Task details:
What is the number of lines containing the word "caption"? Give that number alone.

Extracted data:
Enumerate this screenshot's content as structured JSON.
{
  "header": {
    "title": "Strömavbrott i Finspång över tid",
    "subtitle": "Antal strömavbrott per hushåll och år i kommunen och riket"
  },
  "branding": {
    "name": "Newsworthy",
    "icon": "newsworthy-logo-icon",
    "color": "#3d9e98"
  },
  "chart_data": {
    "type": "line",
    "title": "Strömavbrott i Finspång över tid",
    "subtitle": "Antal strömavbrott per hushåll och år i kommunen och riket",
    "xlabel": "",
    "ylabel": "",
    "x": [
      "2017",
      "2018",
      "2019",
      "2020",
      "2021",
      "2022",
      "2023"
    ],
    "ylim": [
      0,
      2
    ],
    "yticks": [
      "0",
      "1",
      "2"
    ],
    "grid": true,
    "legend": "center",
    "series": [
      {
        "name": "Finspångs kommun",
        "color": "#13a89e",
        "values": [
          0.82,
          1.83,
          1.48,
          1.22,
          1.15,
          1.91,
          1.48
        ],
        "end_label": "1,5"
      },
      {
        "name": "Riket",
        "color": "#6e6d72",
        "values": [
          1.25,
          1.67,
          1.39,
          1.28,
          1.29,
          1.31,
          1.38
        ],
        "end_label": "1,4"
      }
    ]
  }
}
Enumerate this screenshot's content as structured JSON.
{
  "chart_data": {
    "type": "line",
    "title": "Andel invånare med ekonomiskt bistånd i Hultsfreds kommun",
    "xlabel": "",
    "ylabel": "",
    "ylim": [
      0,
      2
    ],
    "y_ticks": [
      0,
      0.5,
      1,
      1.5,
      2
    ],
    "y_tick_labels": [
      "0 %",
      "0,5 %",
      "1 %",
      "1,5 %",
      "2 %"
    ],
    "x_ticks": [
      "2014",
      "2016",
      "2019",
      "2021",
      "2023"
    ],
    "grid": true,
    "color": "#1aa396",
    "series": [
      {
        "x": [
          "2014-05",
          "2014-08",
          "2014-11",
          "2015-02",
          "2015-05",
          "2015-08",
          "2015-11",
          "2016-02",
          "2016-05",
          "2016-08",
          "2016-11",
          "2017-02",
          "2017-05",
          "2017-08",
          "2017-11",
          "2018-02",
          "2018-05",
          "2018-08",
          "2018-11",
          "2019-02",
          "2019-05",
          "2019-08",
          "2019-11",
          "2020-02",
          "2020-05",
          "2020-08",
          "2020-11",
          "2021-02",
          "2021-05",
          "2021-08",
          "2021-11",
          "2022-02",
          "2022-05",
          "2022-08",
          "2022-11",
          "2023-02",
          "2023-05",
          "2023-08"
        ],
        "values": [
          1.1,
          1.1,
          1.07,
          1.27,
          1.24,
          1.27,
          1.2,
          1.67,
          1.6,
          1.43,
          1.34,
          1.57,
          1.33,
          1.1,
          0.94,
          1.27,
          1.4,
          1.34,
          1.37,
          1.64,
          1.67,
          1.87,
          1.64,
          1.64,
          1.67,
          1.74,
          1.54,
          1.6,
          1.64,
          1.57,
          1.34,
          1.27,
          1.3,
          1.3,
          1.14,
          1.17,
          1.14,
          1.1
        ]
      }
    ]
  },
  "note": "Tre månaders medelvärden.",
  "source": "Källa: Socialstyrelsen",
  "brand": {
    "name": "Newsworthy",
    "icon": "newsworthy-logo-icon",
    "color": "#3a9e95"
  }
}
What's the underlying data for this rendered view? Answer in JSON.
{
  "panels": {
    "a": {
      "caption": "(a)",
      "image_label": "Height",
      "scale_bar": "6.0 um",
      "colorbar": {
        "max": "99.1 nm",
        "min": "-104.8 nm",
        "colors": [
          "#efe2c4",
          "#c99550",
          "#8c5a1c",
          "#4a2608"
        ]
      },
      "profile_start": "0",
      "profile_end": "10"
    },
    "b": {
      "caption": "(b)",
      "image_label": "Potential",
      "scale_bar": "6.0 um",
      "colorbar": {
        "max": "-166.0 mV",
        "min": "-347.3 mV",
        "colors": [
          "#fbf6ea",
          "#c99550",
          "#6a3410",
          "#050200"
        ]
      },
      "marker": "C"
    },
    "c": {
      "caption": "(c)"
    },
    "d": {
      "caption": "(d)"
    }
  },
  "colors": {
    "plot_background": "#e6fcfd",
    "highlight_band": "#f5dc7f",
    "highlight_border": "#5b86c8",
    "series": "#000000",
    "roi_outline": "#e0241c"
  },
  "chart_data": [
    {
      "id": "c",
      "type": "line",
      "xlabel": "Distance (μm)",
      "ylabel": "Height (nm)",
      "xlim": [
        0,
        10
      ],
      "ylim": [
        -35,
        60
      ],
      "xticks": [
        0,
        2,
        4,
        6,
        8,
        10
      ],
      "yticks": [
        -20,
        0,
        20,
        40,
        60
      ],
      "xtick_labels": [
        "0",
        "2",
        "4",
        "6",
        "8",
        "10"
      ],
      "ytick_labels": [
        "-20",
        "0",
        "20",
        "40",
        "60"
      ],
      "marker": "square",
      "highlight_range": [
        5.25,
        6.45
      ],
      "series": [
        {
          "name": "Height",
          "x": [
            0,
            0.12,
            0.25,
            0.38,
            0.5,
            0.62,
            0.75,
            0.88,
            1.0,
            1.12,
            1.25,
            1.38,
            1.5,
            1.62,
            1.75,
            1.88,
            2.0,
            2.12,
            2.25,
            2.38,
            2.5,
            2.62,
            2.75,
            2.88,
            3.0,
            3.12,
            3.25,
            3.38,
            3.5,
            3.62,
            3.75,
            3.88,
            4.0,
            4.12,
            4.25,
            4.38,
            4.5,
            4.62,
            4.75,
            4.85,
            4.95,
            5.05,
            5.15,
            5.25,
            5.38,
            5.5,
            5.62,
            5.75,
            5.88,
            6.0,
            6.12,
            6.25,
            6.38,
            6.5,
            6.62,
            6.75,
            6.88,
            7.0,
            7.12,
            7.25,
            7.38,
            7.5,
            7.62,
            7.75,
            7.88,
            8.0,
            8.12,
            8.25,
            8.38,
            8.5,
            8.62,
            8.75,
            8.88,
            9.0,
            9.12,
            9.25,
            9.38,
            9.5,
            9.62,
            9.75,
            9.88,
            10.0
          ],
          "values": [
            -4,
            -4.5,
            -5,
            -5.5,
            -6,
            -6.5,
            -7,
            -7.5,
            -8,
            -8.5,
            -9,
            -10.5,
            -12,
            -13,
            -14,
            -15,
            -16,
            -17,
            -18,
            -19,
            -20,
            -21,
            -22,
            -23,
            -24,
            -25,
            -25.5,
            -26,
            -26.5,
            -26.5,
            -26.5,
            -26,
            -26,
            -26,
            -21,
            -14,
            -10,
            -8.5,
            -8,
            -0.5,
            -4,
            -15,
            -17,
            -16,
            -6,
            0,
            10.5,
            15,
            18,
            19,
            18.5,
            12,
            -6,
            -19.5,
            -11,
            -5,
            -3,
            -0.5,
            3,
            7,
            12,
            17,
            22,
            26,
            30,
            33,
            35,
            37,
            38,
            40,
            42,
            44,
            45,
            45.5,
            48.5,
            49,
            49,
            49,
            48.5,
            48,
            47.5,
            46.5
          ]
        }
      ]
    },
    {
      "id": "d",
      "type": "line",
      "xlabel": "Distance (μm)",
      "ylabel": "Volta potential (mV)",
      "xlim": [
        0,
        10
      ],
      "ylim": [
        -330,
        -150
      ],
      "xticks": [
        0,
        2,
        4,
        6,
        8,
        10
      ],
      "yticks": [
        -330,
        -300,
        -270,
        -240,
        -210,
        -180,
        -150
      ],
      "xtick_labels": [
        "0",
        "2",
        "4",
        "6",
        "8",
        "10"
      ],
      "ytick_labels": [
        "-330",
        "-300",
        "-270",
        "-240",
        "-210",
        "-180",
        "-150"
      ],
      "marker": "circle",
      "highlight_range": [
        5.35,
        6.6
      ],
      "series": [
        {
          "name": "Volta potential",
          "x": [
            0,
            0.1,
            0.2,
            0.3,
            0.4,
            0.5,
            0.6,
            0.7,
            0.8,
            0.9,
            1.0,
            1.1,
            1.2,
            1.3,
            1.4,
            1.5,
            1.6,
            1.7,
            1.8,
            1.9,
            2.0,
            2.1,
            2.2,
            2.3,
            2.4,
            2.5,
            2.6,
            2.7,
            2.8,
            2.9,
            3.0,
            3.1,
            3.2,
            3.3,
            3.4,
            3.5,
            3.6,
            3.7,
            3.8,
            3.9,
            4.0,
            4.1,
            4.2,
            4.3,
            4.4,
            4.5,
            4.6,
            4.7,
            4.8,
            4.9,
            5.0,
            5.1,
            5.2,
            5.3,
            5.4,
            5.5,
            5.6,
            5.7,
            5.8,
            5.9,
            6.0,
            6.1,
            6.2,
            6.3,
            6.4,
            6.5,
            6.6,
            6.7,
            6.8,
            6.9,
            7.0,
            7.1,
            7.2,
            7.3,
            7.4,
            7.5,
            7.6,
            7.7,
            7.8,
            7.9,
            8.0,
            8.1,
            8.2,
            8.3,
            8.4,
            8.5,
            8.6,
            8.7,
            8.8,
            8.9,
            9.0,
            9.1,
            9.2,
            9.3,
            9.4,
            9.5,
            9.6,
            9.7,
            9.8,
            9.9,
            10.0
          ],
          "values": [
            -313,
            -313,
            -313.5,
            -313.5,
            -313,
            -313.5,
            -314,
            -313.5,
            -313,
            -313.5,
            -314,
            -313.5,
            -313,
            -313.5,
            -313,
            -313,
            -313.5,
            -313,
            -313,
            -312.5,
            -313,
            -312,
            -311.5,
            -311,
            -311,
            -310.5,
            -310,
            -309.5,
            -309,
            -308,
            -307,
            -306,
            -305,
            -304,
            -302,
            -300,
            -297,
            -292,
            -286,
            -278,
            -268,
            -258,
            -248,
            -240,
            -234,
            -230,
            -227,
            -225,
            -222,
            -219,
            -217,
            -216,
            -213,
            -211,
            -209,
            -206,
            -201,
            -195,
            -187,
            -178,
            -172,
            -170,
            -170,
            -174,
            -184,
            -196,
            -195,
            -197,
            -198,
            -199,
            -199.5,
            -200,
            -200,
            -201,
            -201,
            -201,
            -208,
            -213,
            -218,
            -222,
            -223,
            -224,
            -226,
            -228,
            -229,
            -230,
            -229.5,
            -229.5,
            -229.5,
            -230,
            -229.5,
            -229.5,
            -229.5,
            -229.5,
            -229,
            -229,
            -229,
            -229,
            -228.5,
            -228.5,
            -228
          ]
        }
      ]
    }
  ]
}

The result:
4